Stored data:
.....

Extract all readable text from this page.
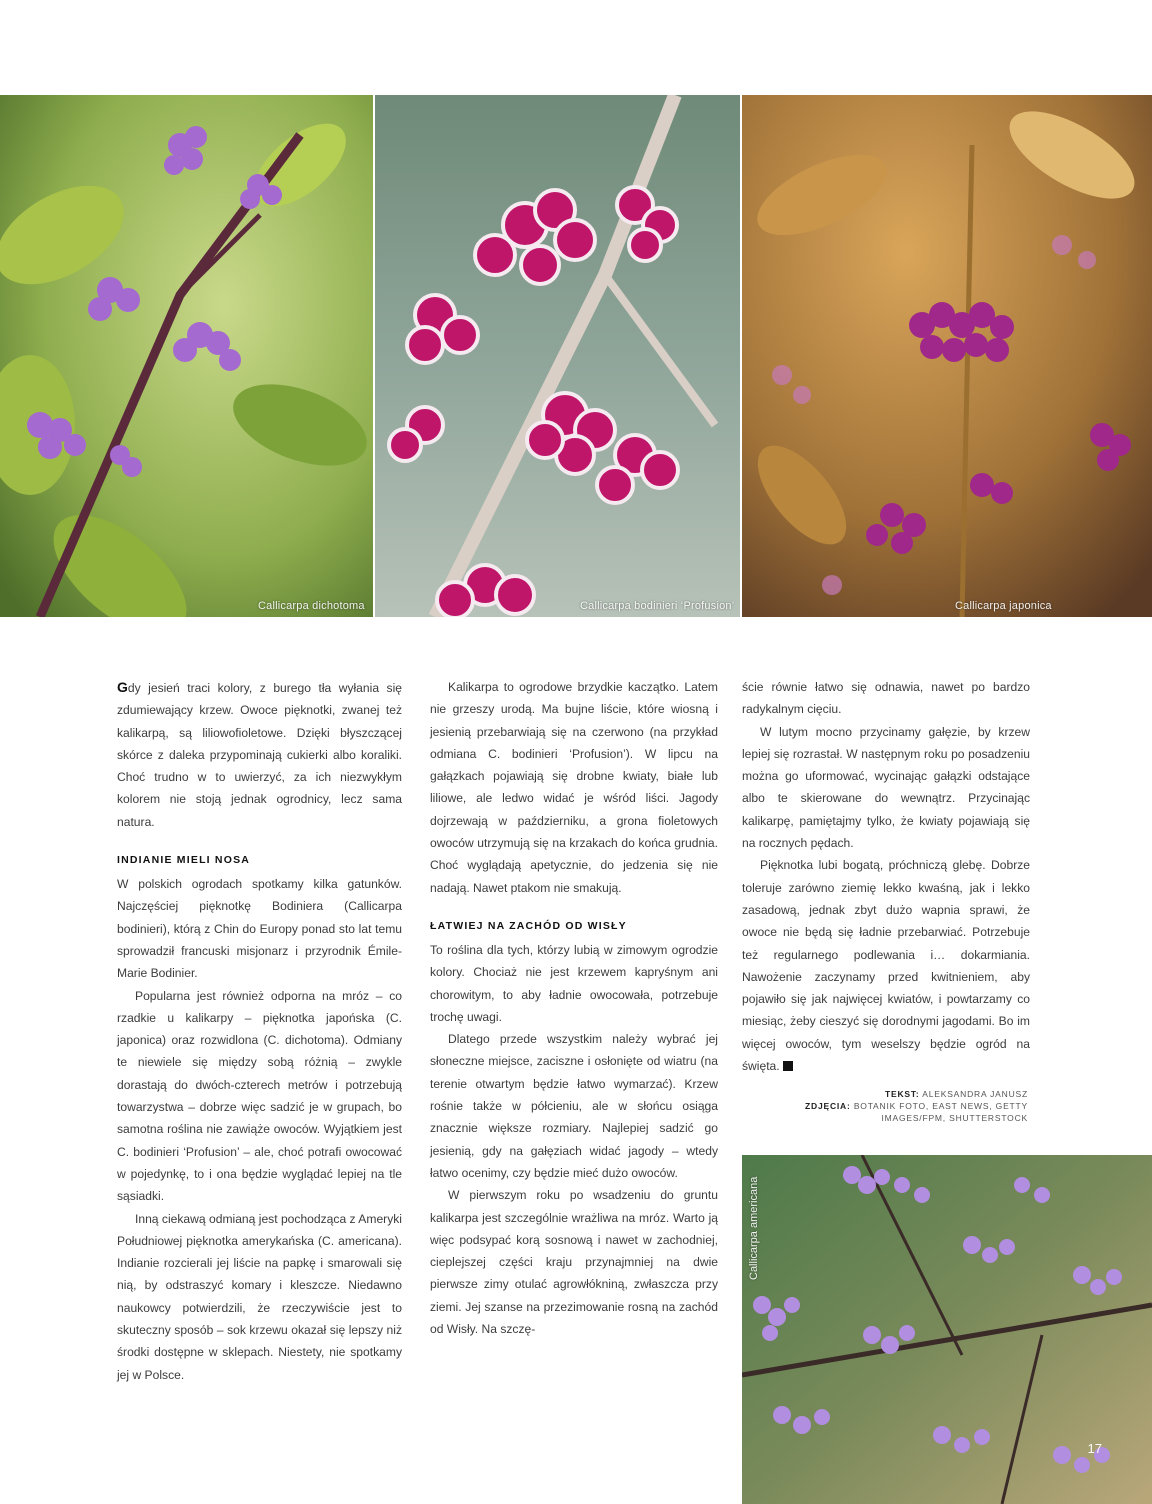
Callicarpa dichotoma	Callicarpa bodinieri ‘Profusion’	Callicarpa japonica

Gdy jesień traci kolory, z burego tła wyłania się zdumiewający krzew. Owoce pięknotki, zwanej też kalikarpą, są liliowofioletowe. Dzięki błyszczącej skórce z daleka przypominają cukierki albo koraliki. Choć trudno w to uwierzyć, za ich niezwykłym kolorem nie stoją jednak ogrodnicy, lecz sama natura.

INDIANIE MIELI NOSA

W polskich ogrodach spotkamy kilka gatunków. Najczęściej pięknotkę Bodiniera (Callicarpa bodinieri), którą z Chin do Europy ponad sto lat temu sprowadził francuski misjonarz i przyrodnik Émile-Marie Bodinier.

Popularna jest również odporna na mróz – co rzadkie u kalikarpy – pięknotka japońska (C. japonica) oraz rozwidlona (C. dichotoma). Odmiany te niewiele się między sobą różnią – zwykle dorastają do dwóch-czterech metrów i potrzebują towarzystwa – dobrze więc sadzić je w grupach, bo samotna roślina nie zawiąże owoców. Wyjątkiem jest C. bodinieri ‘Profusion’ – ale, choć potrafi owocować w pojedynkę, to i ona będzie wyglądać lepiej na tle sąsiadki.

Inną ciekawą odmianą jest pochodząca z Ameryki Południowej pięknotka amerykańska (C. americana). Indianie rozcierali jej liście na papkę i smarowali się nią, by odstraszyć komary i kleszcze. Niedawno naukowcy potwierdzili, że rzeczywiście jest to skuteczny sposób – sok krzewu okazał się lepszy niż środki dostępne w sklepach. Niestety, nie spotkamy jej w Polsce.

Kalikarpa to ogrodowe brzydkie kaczątko. Latem nie grzeszy urodą. Ma bujne liście, które wiosną i jesienią przebarwiają się na czerwono (na przykład odmiana C. bodinieri ‘Profusion’). W lipcu na gałązkach pojawiają się drobne kwiaty, białe lub liliowe, ale ledwo widać je wśród liści. Jagody dojrzewają w październiku, a grona fioletowych owoców utrzymują się na krzakach do końca grudnia. Choć wyglądają apetycznie, do jedzenia się nie nadają. Nawet ptakom nie smakują.

ŁATWIEJ NA ZACHÓD OD WISŁY

To roślina dla tych, którzy lubią w zimowym ogrodzie kolory. Chociaż nie jest krzewem kapryśnym ani chorowitym, to aby ładnie owocowała, potrzebuje trochę uwagi.

Dlatego przede wszystkim należy wybrać jej słoneczne miejsce, zaciszne i osłonięte od wiatru (na terenie otwartym będzie łatwo wymarzać). Krzew rośnie także w półcieniu, ale w słońcu osiąga znacznie większe rozmiary. Najlepiej sadzić go jesienią, gdy na gałęziach widać jagody – wtedy łatwo ocenimy, czy będzie mieć dużo owoców.

W pierwszym roku po wsadzeniu do gruntu kalikarpa jest szczególnie wrażliwa na mróz. Warto ją więc podsypać korą sosnową i nawet w zachodniej, cieplejszej części kraju przynajmniej na dwie pierwsze zimy otulać agrowłókniną, zwłaszcza przy ziemi. Jej szanse na przezimowanie rosną na zachód od Wisły. Na szczę-

ście równie łatwo się odnawia, nawet po bardzo radykalnym cięciu.

W lutym mocno przycinamy gałęzie, by krzew lepiej się rozrastał. W następnym roku po posadzeniu można go uformować, wycinając gałązki odstające albo te skierowane do wewnątrz. Przycinając kalikarpę, pamiętajmy tylko, że kwiaty pojawiają się na rocznych pędach.

Pięknotka lubi bogatą, próchniczą glebę. Dobrze toleruje zarówno ziemię lekko kwaśną, jak i lekko zasadową, jednak zbyt dużo wapnia sprawi, że owoce nie będą się ładnie przebarwiać. Potrzebuje też regularnego podlewania i… dokarmiania. Nawożenie zaczynamy przed kwitnieniem, aby pojawiło się jak najwięcej kwiatów, i powtarzamy co miesiąc, żeby cieszyć się dorodnymi jagodami. Bo im więcej owoców, tym weselszy będzie ogród na święta.

TEKST: ALEKSANDRA JANUSZ
ZDJĘCIA: BOTANIK FOTO, EAST NEWS, GETTY IMAGES/FPM, SHUTTERSTOCK
Callicarpa americana
17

.....

Brief: Each line that contains the word "ładnie" counts toward the total; give only that total.

Written solution: 2